— start DATA FOR PROCESSING —

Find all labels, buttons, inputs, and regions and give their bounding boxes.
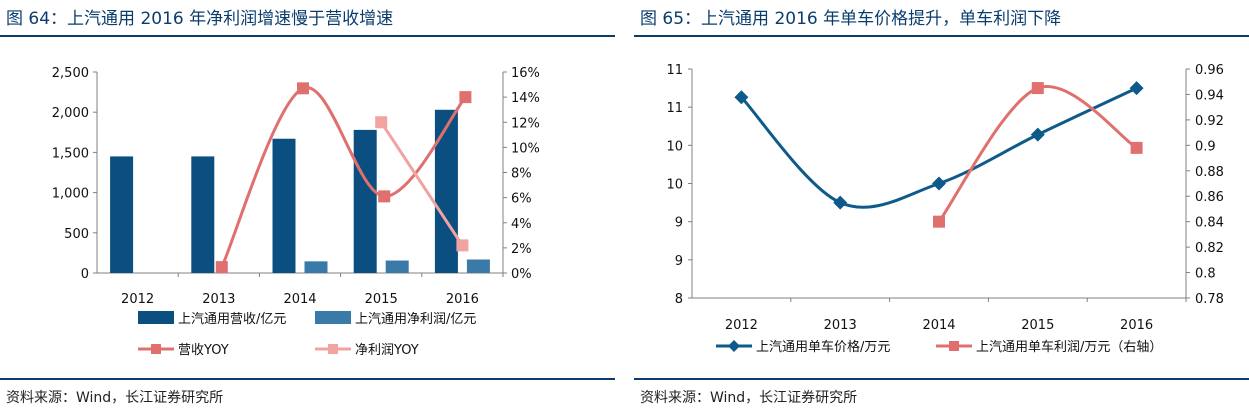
right-y-tick-label: 0.94 — [1195, 88, 1224, 103]
price-marker — [932, 176, 946, 191]
left-y-tick-label: 1,500 — [52, 146, 89, 161]
revenue-bar — [110, 156, 134, 273]
legend-revenue-label: 上汽通用营收/亿元 — [178, 312, 286, 327]
right-y-tick-label: 0.96 — [1195, 63, 1224, 78]
revenue-yoy-marker — [459, 91, 472, 104]
x-tick-label: 2014 — [283, 292, 316, 307]
right-y-tick-label: 0.9 — [1195, 139, 1216, 154]
right-y-tick-label: 16% — [511, 66, 540, 81]
left-figure-title: 图 64：上汽通用 2016 年净利润增速慢于营收增速 — [6, 9, 394, 29]
left-source-note: 资料来源：Wind，长江证券研究所 — [6, 390, 224, 406]
right-y-tick-label: 12% — [511, 116, 540, 131]
right-y-tick-label: 0.88 — [1195, 165, 1224, 180]
x-tick-label: 2015 — [1021, 318, 1054, 333]
x-tick-label: 2012 — [725, 318, 758, 333]
left-y-tick-label: 0 — [81, 267, 89, 282]
profit-bar — [385, 260, 409, 273]
right-y-tick-label: 4% — [511, 217, 532, 232]
right-y-tick-label: 0.84 — [1195, 216, 1224, 231]
right-y-tick-label: 0.86 — [1195, 190, 1224, 205]
revenue-yoy-marker — [215, 261, 228, 274]
x-tick-label: 2016 — [1120, 318, 1153, 333]
left-title-rule — [0, 35, 615, 37]
right-y-tick-label: 0.8 — [1195, 267, 1216, 282]
left-y-tick-label: 10 — [666, 139, 683, 154]
legend-price-swatch-marker — [728, 340, 740, 352]
revenue-yoy-marker — [297, 82, 309, 95]
price-marker — [1030, 127, 1045, 142]
right-y-tick-label: 8% — [511, 167, 532, 182]
left-y-tick-label: 11 — [666, 63, 683, 78]
profit-bar — [466, 259, 490, 273]
revenue-bar — [434, 109, 458, 274]
profit-marker — [1130, 141, 1143, 154]
right-y-tick-label: 14% — [511, 91, 540, 106]
left-y-tick-label: 9 — [675, 216, 683, 231]
right-y-tick-label: 0% — [511, 267, 532, 282]
revenue-bar — [353, 129, 377, 273]
price-marker — [1129, 81, 1144, 96]
legend-profit-swatch-marker — [949, 341, 959, 351]
left-y-tick-label: 1,000 — [52, 187, 89, 202]
right-y-tick-label: 10% — [511, 141, 540, 156]
legend-revenue-yoy-label: 营收YOY — [178, 343, 229, 358]
x-tick-label: 2013 — [202, 292, 235, 307]
x-tick-label: 2015 — [365, 292, 398, 307]
legend-profit-label: 上汽通用净利润/亿元 — [355, 312, 476, 327]
right-figure-title: 图 65：上汽通用 2016 年单车价格提升，单车利润下降 — [640, 9, 1062, 29]
left-y-tick-label: 9 — [675, 254, 683, 269]
legend-profit-label: 上汽通用单车利润/万元（右轴） — [976, 339, 1162, 355]
x-tick-label: 2016 — [446, 292, 479, 307]
profit-yoy-marker — [375, 116, 388, 129]
revenue-yoy-line — [220, 86, 467, 268]
left-figure-panel: 图 64：上汽通用 2016 年净利润增速慢于营收增速 0 500 1,000 1,5… — [0, 0, 615, 410]
left-y-tick-label: 10 — [666, 178, 683, 193]
left-y-tick-label: 2,500 — [52, 66, 89, 81]
right-chart: 8 9 9 10 10 11 11 0.78 0.8 0.82 0.84 0.86 0.88 0.9 0.9… — [666, 63, 1224, 355]
x-tick-label: 2012 — [121, 292, 154, 307]
left-y-tick-label: 11 — [666, 101, 683, 116]
legend-revenue-yoy-swatch-marker — [151, 344, 161, 354]
left-y-tick-label: 8 — [675, 292, 683, 307]
profit-line — [937, 84, 1138, 223]
right-source-rule — [634, 378, 1249, 380]
legend-profit-yoy-swatch-marker — [328, 344, 338, 354]
left-y-tick-label: 2,000 — [52, 106, 89, 121]
legend-price-label: 上汽通用单车价格/万元 — [756, 339, 890, 355]
x-tick-label: 2013 — [824, 318, 857, 333]
legend-profit-yoy-label: 净利润YOY — [355, 343, 419, 358]
left-source-rule — [0, 378, 615, 380]
right-y-tick-label: 0.78 — [1195, 292, 1224, 307]
profit-bar — [304, 261, 328, 273]
price-marker — [734, 90, 749, 105]
x-tick-label: 2014 — [922, 318, 955, 333]
right-y-tick-label: 0.82 — [1195, 241, 1224, 256]
left-y-tick-label: 500 — [64, 227, 89, 242]
right-y-tick-label: 0.92 — [1195, 114, 1224, 129]
right-figure-panel: 图 65：上汽通用 2016 年单车价格提升，单车利润下降 8 9 9 10 10 11 1… — [634, 0, 1249, 410]
legend-revenue-swatch — [138, 311, 174, 324]
profit-marker — [933, 215, 945, 228]
revenue-bar — [272, 138, 296, 273]
profit-yoy-marker — [456, 239, 469, 252]
revenue-bar — [191, 156, 215, 273]
revenue-yoy-marker — [378, 190, 391, 203]
price-marker — [833, 195, 848, 210]
right-y-tick-label: 6% — [511, 192, 532, 207]
legend-profit-swatch — [315, 311, 351, 324]
profit-yoy-line — [379, 121, 464, 247]
profit-marker — [1031, 82, 1044, 95]
right-y-tick-label: 2% — [511, 242, 532, 257]
right-title-rule — [634, 35, 1249, 37]
right-source-note: 资料来源：Wind，长江证券研究所 — [640, 390, 858, 406]
left-chart: 0 500 1,000 1,500 2,000 2,500 0% 2% 4% 6% 8% 10% 12%… — [52, 66, 540, 358]
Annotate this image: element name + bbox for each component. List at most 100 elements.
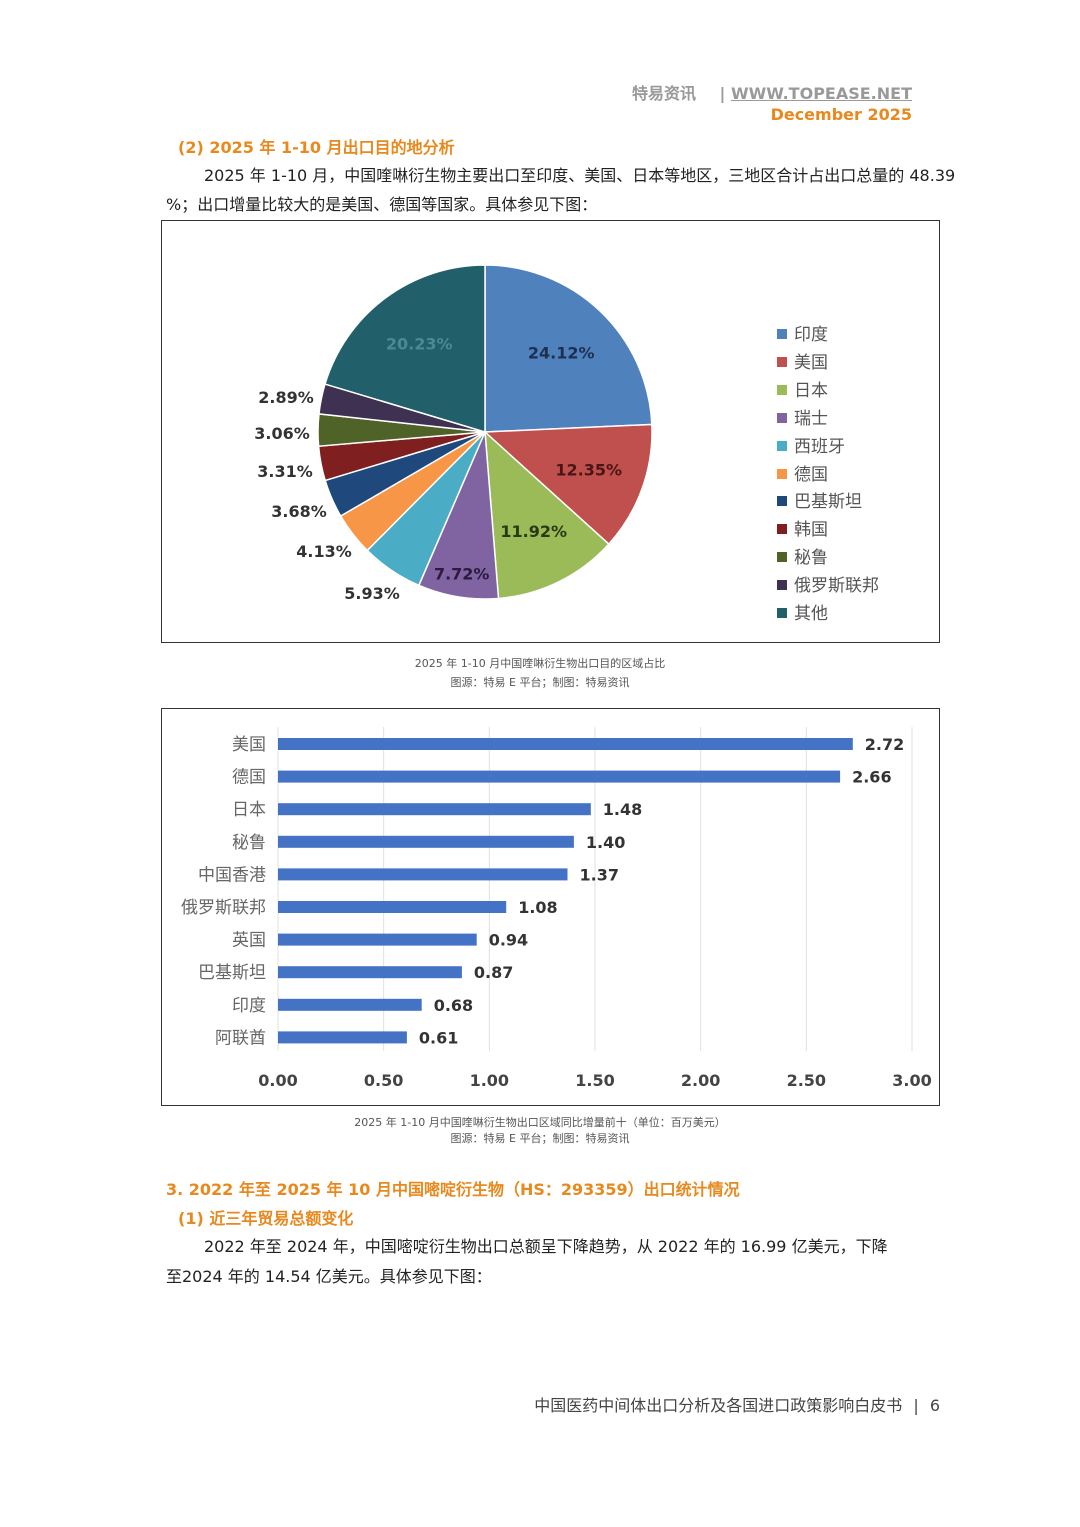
paragraph-line-1: 2025 年 1-10 月，中国喹啉衍生物主要出口至印度、美国、日本等地区，三地… [204, 166, 956, 185]
pie-chart: 24.12% 12.35% 11.92% 7.72% 5.93% 4.13% 3.68% 3.… [254, 264, 653, 603]
bar-value-label-2: 1.48 [603, 800, 642, 819]
header-date: December 2025 [770, 105, 912, 124]
pie-label-9: 2.89% [258, 388, 314, 407]
paragraph2-line-2: 至2024 年的 14.54 亿美元。具体参见下图： [166, 1267, 492, 1286]
footer: 中国医药中间体出口分析及各国进口政策影响白皮书 | 6 [470, 1392, 940, 1416]
pie-caption-title: 2025 年 1-10 月中国喹啉衍生物出口目的区域占比 [414, 657, 666, 670]
bar-chart-frame: 0.00 0.50 1.00 1.50 2.00 2.50 3.00 美国 2.72 德国 2.66… [161, 708, 940, 1106]
legend-swatch [777, 496, 787, 507]
bar-category-label-4: 中国香港 [198, 865, 266, 885]
bar-category-label-3: 秘鲁 [232, 833, 266, 853]
bar-8 [278, 998, 422, 1011]
bar-value-label-6: 0.94 [489, 931, 528, 950]
x-tick-label-4: 2.00 [681, 1071, 720, 1090]
website-link[interactable]: WWW.TOPEASE.NET [730, 84, 912, 103]
pie-label-8: 3.06% [254, 424, 310, 443]
bar-category-label-9: 阿联酋 [215, 1028, 266, 1048]
bar-value-label-9: 0.61 [419, 1028, 458, 1047]
x-tick-label-0: 0.00 [258, 1071, 297, 1090]
legend-item-6: 巴基斯坦 [777, 487, 862, 512]
pie-label-2: 11.92% [500, 522, 567, 541]
bar-6 [278, 933, 477, 946]
legend-item-8: 秘鲁 [777, 543, 828, 568]
legend-item-7: 韩国 [777, 515, 828, 540]
bar-7 [278, 966, 462, 979]
bar-category-label-0: 美国 [232, 735, 266, 755]
subheading-trade-total: (1) 近三年贸易总额变化 [178, 1209, 354, 1228]
legend-label: 韩国 [794, 520, 828, 541]
bar-caption-source: 图源：特易 E 平台；制图：特易资讯 [450, 1132, 630, 1145]
header-separator: | [719, 84, 726, 103]
x-tick-label-3: 1.50 [575, 1071, 614, 1090]
legend-item-10: 其他 [777, 599, 828, 624]
legend-swatch [777, 552, 787, 563]
legend-swatch [777, 412, 787, 423]
bar-0 [278, 738, 853, 750]
brand-name: 特易资讯 [631, 84, 696, 103]
pie-label-7: 3.31% [257, 462, 313, 481]
bar-value-label-5: 1.08 [518, 898, 557, 917]
footer-title: 中国医药中间体出口分析及各国进口政策影响白皮书 [534, 1396, 903, 1415]
x-tick-label-2: 1.00 [470, 1071, 509, 1090]
bar-2 [278, 803, 591, 816]
pie-label-6: 3.68% [271, 502, 327, 521]
bar-4 [278, 868, 568, 881]
legend-label: 日本 [794, 380, 828, 401]
pie-slice-0 [484, 264, 653, 433]
pie-label-10: 20.23% [386, 335, 453, 354]
bar-value-label-8: 0.68 [434, 996, 473, 1015]
legend-label: 西班牙 [794, 436, 845, 457]
x-tick-label-6: 3.00 [892, 1071, 931, 1090]
bar-value-label-0: 2.72 [865, 735, 904, 754]
legend-label: 瑞士 [794, 408, 828, 429]
bar-category-label-1: 德国 [232, 768, 266, 788]
legend-label: 德国 [794, 464, 828, 485]
x-tick-label-1: 0.50 [364, 1071, 403, 1090]
bar-3 [278, 835, 574, 848]
legend-label: 俄罗斯联邦 [794, 576, 879, 597]
bar-value-label-7: 0.87 [474, 963, 513, 982]
legend-item-2: 日本 [777, 376, 828, 401]
pie-label-3: 7.72% [434, 565, 490, 584]
legend-label: 美国 [794, 352, 828, 373]
bar-value-label-1: 2.66 [852, 768, 891, 787]
pie-chart-frame: 24.12% 12.35% 11.92% 7.72% 5.93% 4.13% 3.68% 3.… [161, 220, 940, 643]
pie-slice-1 [483, 423, 653, 546]
legend-item-9: 俄罗斯联邦 [777, 571, 879, 596]
legend-item-3: 瑞士 [777, 404, 828, 429]
pie-slice-2 [484, 430, 610, 600]
legend-label: 秘鲁 [794, 548, 828, 569]
bar-1 [278, 770, 841, 783]
bar-category-label-6: 英国 [232, 931, 266, 951]
legend-swatch [777, 384, 787, 395]
pie-label-4: 5.93% [344, 584, 400, 603]
legend-label: 印度 [794, 325, 828, 345]
legend-item-1: 美国 [777, 348, 828, 373]
page-number: 6 [929, 1396, 940, 1415]
pie-label-0: 24.12% [528, 343, 595, 362]
legend-swatch [777, 468, 787, 479]
paragraph2-line-1: 2022 年至 2024 年，中国嘧啶衍生物出口总额呈下降趋势，从 2022 年… [204, 1237, 888, 1256]
legend-swatch [777, 524, 787, 535]
pie-caption-source: 图源：特易 E 平台；制图：特易资讯 [450, 676, 630, 689]
bar-9 [278, 1031, 407, 1044]
section-heading-destination: (2) 2025 年 1-10 月出口目的地分析 [178, 138, 455, 157]
section-heading-pyrimidine: 3. 2022 年至 2025 年 10 月中国嘧啶衍生物（HS：293359）… [166, 1180, 740, 1199]
bar-category-label-8: 印度 [232, 996, 266, 1016]
legend-item-5: 德国 [777, 460, 828, 485]
pie-label-5: 4.13% [296, 542, 352, 561]
bar-5 [278, 901, 507, 913]
bar-category-label-2: 日本 [232, 800, 266, 820]
bar-category-label-5: 俄罗斯联邦 [181, 898, 266, 918]
bar-caption-title: 2025 年 1-10 月中国喹啉衍生物出口区域同比增量前十（单位：百万美元） [354, 1116, 726, 1129]
paragraph-line-2: %；出口增量比较大的是美国、德国等国家。具体参见下图： [166, 195, 598, 214]
legend-item-0: 印度 [777, 320, 828, 345]
pie-slice-10 [324, 264, 486, 434]
pie-label-1: 12.35% [555, 460, 622, 479]
legend-swatch [777, 580, 787, 591]
header-brand: 特易资讯 | WWW.TOPEASE.NET [560, 80, 912, 104]
bar-value-label-4: 1.37 [580, 865, 619, 884]
bar-value-label-3: 1.40 [586, 833, 625, 852]
bar-category-label-7: 巴基斯坦 [198, 963, 266, 983]
bar-chart: 0.00 0.50 1.00 1.50 2.00 2.50 3.00 美国 2.72 德国 2.66… [181, 727, 932, 1090]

— end DATA FOR PROCESSING —

Could you copy the rows word for word, starting at the row that contains "right-y-tick-label: 0.94 —" and stopping after the row that contains "right-y-tick-label: 0.9 —"?

SOLUTION TO THE EXERCISE =>
right-y-tick-label: 0.94 — [1195, 88, 1224, 103]
price-marker — [932, 176, 946, 191]
left-y-tick-label: 1,500 — [52, 146, 89, 161]
revenue-bar — [110, 156, 134, 273]
legend-revenue-label: 上汽通用营收/亿元 — [178, 312, 286, 327]
right-y-tick-label: 0.96 — [1195, 63, 1224, 78]
revenue-yoy-marker — [459, 91, 472, 104]
x-tick-label: 2014 — [283, 292, 316, 307]
right-y-tick-label: 0.9 — [1195, 139, 1216, 154]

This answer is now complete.